• Entries supplied:
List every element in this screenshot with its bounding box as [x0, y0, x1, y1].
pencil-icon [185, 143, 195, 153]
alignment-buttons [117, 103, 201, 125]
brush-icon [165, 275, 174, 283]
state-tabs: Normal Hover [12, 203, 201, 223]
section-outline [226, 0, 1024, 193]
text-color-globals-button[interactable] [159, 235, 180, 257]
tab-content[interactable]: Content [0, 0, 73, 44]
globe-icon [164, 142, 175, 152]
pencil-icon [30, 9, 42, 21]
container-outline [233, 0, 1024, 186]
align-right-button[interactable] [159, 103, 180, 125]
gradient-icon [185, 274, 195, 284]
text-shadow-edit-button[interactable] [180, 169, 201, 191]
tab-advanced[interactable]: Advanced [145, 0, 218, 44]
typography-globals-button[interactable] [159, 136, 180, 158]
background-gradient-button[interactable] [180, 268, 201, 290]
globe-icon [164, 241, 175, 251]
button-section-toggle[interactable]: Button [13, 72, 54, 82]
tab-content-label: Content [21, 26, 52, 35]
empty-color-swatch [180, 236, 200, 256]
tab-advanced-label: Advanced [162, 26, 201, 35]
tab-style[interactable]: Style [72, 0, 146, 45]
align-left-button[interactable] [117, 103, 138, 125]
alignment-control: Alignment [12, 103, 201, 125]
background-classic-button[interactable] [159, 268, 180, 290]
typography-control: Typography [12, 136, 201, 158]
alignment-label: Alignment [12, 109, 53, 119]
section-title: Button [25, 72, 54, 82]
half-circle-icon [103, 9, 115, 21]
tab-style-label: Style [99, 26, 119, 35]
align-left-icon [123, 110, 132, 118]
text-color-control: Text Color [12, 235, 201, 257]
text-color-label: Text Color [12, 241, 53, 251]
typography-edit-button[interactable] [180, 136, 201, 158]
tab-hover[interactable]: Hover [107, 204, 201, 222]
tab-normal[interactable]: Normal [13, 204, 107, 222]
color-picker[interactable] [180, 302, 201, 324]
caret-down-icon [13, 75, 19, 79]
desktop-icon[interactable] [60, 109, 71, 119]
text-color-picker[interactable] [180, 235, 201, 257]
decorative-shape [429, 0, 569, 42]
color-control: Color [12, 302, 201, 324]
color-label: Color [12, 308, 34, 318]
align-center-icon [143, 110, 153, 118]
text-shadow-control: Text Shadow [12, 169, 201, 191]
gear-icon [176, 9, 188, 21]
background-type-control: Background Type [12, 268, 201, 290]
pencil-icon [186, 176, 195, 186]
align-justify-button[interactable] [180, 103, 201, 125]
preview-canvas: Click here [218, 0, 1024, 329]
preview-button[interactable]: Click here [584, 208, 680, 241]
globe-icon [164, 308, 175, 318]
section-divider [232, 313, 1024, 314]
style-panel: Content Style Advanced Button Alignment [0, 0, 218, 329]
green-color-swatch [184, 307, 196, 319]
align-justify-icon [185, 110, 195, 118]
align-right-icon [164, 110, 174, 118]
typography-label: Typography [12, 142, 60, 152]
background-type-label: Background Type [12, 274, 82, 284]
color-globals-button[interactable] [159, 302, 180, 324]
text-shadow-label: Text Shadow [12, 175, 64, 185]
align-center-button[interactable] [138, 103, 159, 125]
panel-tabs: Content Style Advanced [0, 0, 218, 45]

• Exercise: Format every line of the rows above as a JSON list of strings, one string per line, with blank lines omitted.

• Written answer:
[
  "List every element in this screenshot with its bounding box as [x0, y0, x1, y1].",
  "pencil-icon [185, 143, 195, 153]",
  "alignment-buttons [117, 103, 201, 125]",
  "brush-icon [165, 275, 174, 283]",
  "state-tabs: Normal Hover [12, 203, 201, 223]",
  "section-outline [226, 0, 1024, 193]",
  "text-color-globals-button[interactable] [159, 235, 180, 257]",
  "tab-content[interactable]: Content [0, 0, 73, 44]",
  "globe-icon [164, 142, 175, 152]",
  "pencil-icon [30, 9, 42, 21]",
  "container-outline [233, 0, 1024, 186]",
  "align-right-button[interactable] [159, 103, 180, 125]",
  "gradient-icon [185, 274, 195, 284]",
  "text-shadow-edit-button[interactable] [180, 169, 201, 191]",
  "tab-advanced[interactable]: Advanced [145, 0, 218, 44]",
  "typography-globals-button[interactable] [159, 136, 180, 158]",
  "background-gradient-button[interactable] [180, 268, 201, 290]",
  "globe-icon [164, 241, 175, 251]",
  "button-section-toggle[interactable]: Button [13, 72, 54, 82]",
  "tab-content-label: Content [21, 26, 52, 35]",
  "empty-color-swatch [180, 236, 200, 256]",
  "tab-advanced-label: Advanced [162, 26, 201, 35]",
  "tab-style[interactable]: Style [72, 0, 146, 45]",
  "align-left-button[interactable] [117, 103, 138, 125]",
  "alignment-control: Alignment [12, 103, 201, 125]",
  "background-classic-button[interactable] [159, 268, 180, 290]",
  "typography-control: Typography [12, 136, 201, 158]",
  "alignment-label: Alignment [12, 109, 53, 119]",
  "section-title: Button [25, 72, 54, 82]",
  "half-circle-icon [103, 9, 115, 21]",
  "tab-style-label: Style [99, 26, 119, 35]",
  "align-left-icon [123, 110, 132, 118]",
  "text-color-control: Text Color [12, 235, 201, 257]",
  "text-color-label: Text Color [12, 241, 53, 251]",
  "typography-edit-button[interactable] [180, 136, 201, 158]",
  "tab-hover[interactable]: Hover [107, 204, 201, 222]",
  "tab-normal[interactable]: Normal [13, 204, 107, 222]",
  "color-picker[interactable] [180, 302, 201, 324]",
  "caret-down-icon [13, 75, 19, 79]",
  "desktop-icon[interactable] [60, 109, 71, 119]",
  "text-color-picker[interactable] [180, 235, 201, 257]",
  "decorative-shape [429, 0, 569, 42]",
  "color-control: Color [12, 302, 201, 324]",
  "color-label: Color [12, 308, 34, 318]",
  "align-center-icon [143, 110, 153, 118]",
  "text-shadow-control: Text Shadow [12, 169, 201, 191]",
  "gear-icon [176, 9, 188, 21]",
  "background-type-control: Background Type [12, 268, 201, 290]",
  "pencil-icon [186, 176, 195, 186]",
  "align-justify-button[interactable] [180, 103, 201, 125]",
  "preview-canvas: Click here [218, 0, 1024, 329]",
  "preview-button[interactable]: Click here [584, 208, 680, 241]",
  "globe-icon [164, 308, 175, 318]",
  "section-divider [232, 313, 1024, 314]",
  "style-panel: Content Style Advanced Button Alignment [0, 0, 218, 329]",
  "green-color-swatch [184, 307, 196, 319]",
  "align-justify-icon [185, 110, 195, 118]",
  "align-right-icon [164, 110, 174, 118]",
  "typography-label: Typography [12, 142, 60, 152]",
  "background-type-label: Background Type [12, 274, 82, 284]",
  "color-globals-button[interactable] [159, 302, 180, 324]",
  "text-shadow-label: Text Shadow [12, 175, 64, 185]",
  "align-center-button[interactable] [138, 103, 159, 125]",
  "panel-tabs: Content Style Advanced [0, 0, 218, 45]"
]